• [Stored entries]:
::::::
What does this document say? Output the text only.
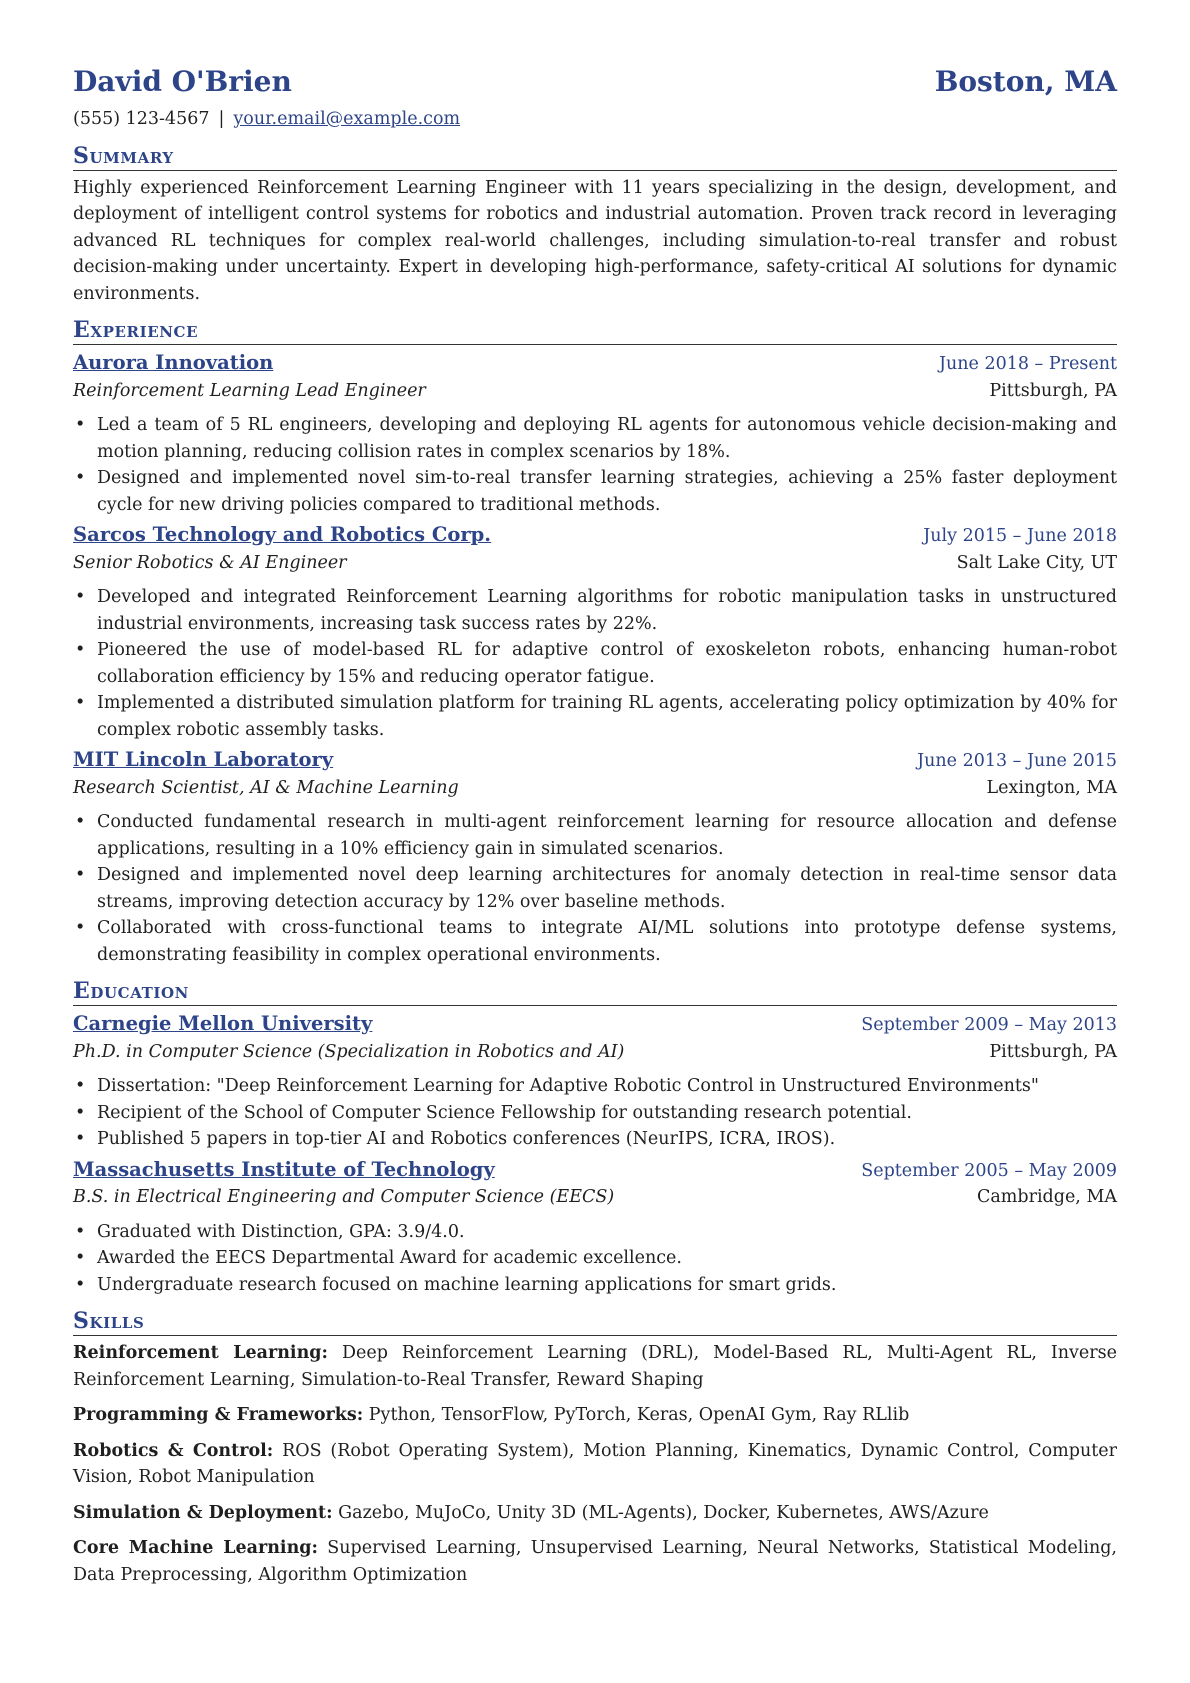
David O'Brien	Boston, MA
(555) 123-4567 | your.email@example.com
Summary

Highly experienced Reinforcement Learning Engineer with 11 years specializing in the design, development, and deployment of intelligent control systems for robotics and industrial automation. Proven track record in leveraging advanced RL techniques for complex real-world challenges, including simulation-to-real transfer and robust decision-making under uncertainty. Expert in developing high-performance, safety-critical AI solutions for dynamic environments.

Experience
Aurora Innovation	June 2018 – Present
Reinforcement Learning Lead Engineer	Pittsburgh, PA
• Led a team of 5 RL engineers, developing and deploying RL agents for autonomous vehicle decision-making and motion planning, reducing collision rates in complex scenarios by 18%.
• Designed and implemented novel sim-to-real transfer learning strategies, achieving a 25% faster deployment cycle for new driving policies compared to traditional methods.
Sarcos Technology and Robotics Corp.	July 2015 – June 2018
Senior Robotics & AI Engineer	Salt Lake City, UT
• Developed and integrated Reinforcement Learning algorithms for robotic manipulation tasks in unstructured industrial environments, increasing task success rates by 22%.
• Pioneered the use of model-based RL for adaptive control of exoskeleton robots, enhancing human-robot collaboration efficiency by 15% and reducing operator fatigue.
• Implemented a distributed simulation platform for training RL agents, accelerating policy optimization by 40% for complex robotic assembly tasks.
MIT Lincoln Laboratory	June 2013 – June 2015
Research Scientist, AI & Machine Learning	Lexington, MA
• Conducted fundamental research in multi-agent reinforcement learning for resource allocation and defense applications, resulting in a 10% efficiency gain in simulated scenarios.
• Designed and implemented novel deep learning architectures for anomaly detection in real-time sensor data streams, improving detection accuracy by 12% over baseline methods.
• Collaborated with cross-functional teams to integrate AI/ML solutions into prototype defense systems, demonstrating feasibility in complex operational environments.
Education
Carnegie Mellon University	September 2009 – May 2013
Ph.D. in Computer Science (Specialization in Robotics and AI)	Pittsburgh, PA
• Dissertation: "Deep Reinforcement Learning for Adaptive Robotic Control in Unstructured Environments"
• Recipient of the School of Computer Science Fellowship for outstanding research potential.
• Published 5 papers in top-tier AI and Robotics conferences (NeurIPS, ICRA, IROS).
Massachusetts Institute of Technology	September 2005 – May 2009
B.S. in Electrical Engineering and Computer Science (EECS)	Cambridge, MA
• Graduated with Distinction, GPA: 3.9/4.0.
• Awarded the EECS Departmental Award for academic excellence.
• Undergraduate research focused on machine learning applications for smart grids.
Skills

Reinforcement Learning: Deep Reinforcement Learning (DRL), Model-Based RL, Multi-Agent RL, Inverse Reinforcement Learning, Simulation-to-Real Transfer, Reward Shaping

Programming & Frameworks: Python, TensorFlow, PyTorch, Keras, OpenAI Gym, Ray RLlib

Robotics & Control: ROS (Robot Operating System), Motion Planning, Kinematics, Dynamic Control, Computer Vision, Robot Manipulation

Simulation & Deployment: Gazebo, MuJoCo, Unity 3D (ML-Agents), Docker, Kubernetes, AWS/Azure

Core Machine Learning: Supervised Learning, Unsupervised Learning, Neural Networks, Statistical Modeling, Data Preprocessing, Algorithm Optimization
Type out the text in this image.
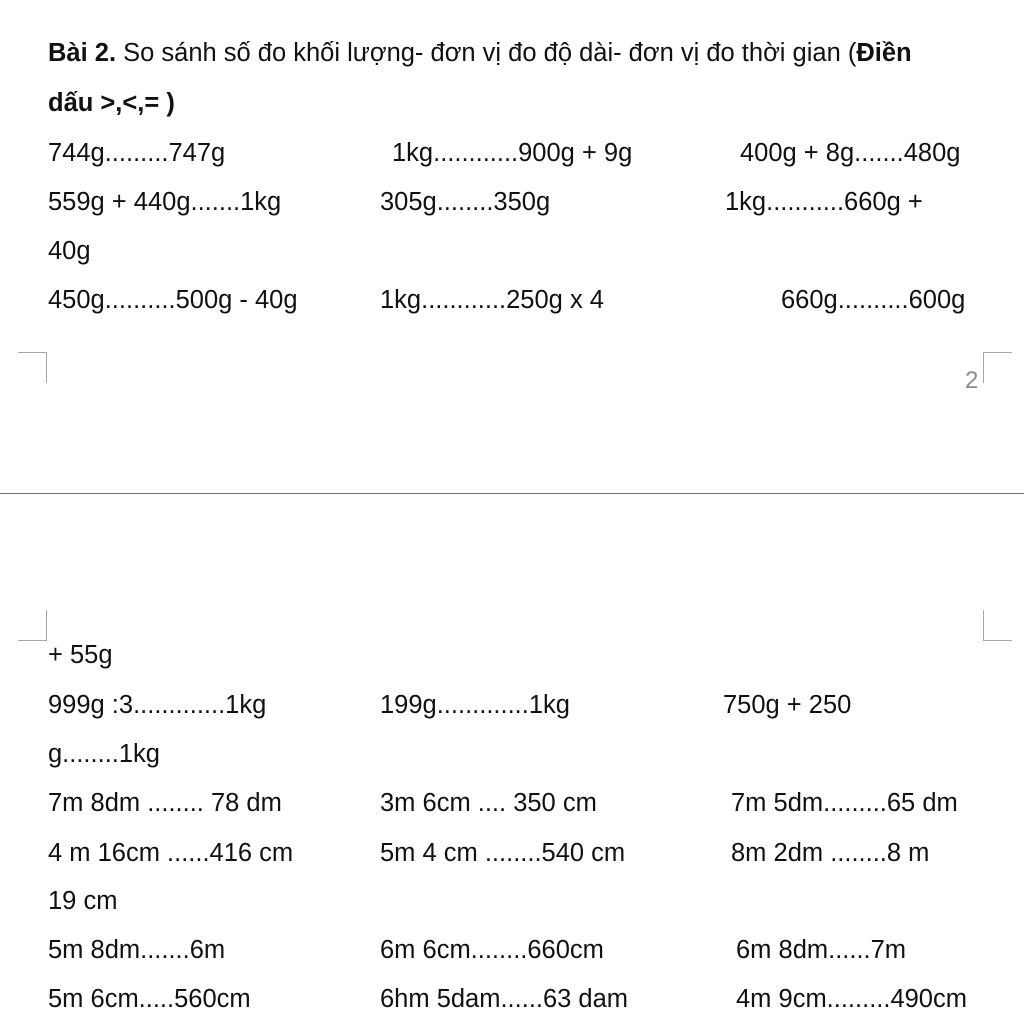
Bài 2. So sánh số đo khối lượng- đơn vị đo độ dài- đơn vị đo thời gian (Điền
dấu >,<,= )
744g.........747g	1kg............900g + 9g	400g + 8g.......480g
559g + 440g.......1kg	305g........350g	1kg...........660g +
40g
450g..........500g - 40g	1kg............250g x 4	660g..........600g
2
+ 55g
999g :3.............1kg	199g.............1kg	750g + 250
g........1kg
7m 8dm ........ 78 dm	3m 6cm .... 350 cm	7m 5dm.........65 dm
4 m 16cm ......416 cm	5m 4 cm ........540 cm	8m 2dm ........8 m
19 cm
5m 8dm.......6m	6m 6cm........660cm	6m 8dm......7m
5m 6cm.....560cm	6hm 5dam......63 dam	4m 9cm.........490cm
::::::
• [PROBLEM]:
Identify each line in the records above that contains the word "Pittsburgh", and copy it out in full.

• [WRITTEN RESPONSE]:
Reinforcement Learning Lead Engineer	Pittsburgh, PA
Ph.D. in Computer Science (Specialization in Robotics and AI)	Pittsburgh, PA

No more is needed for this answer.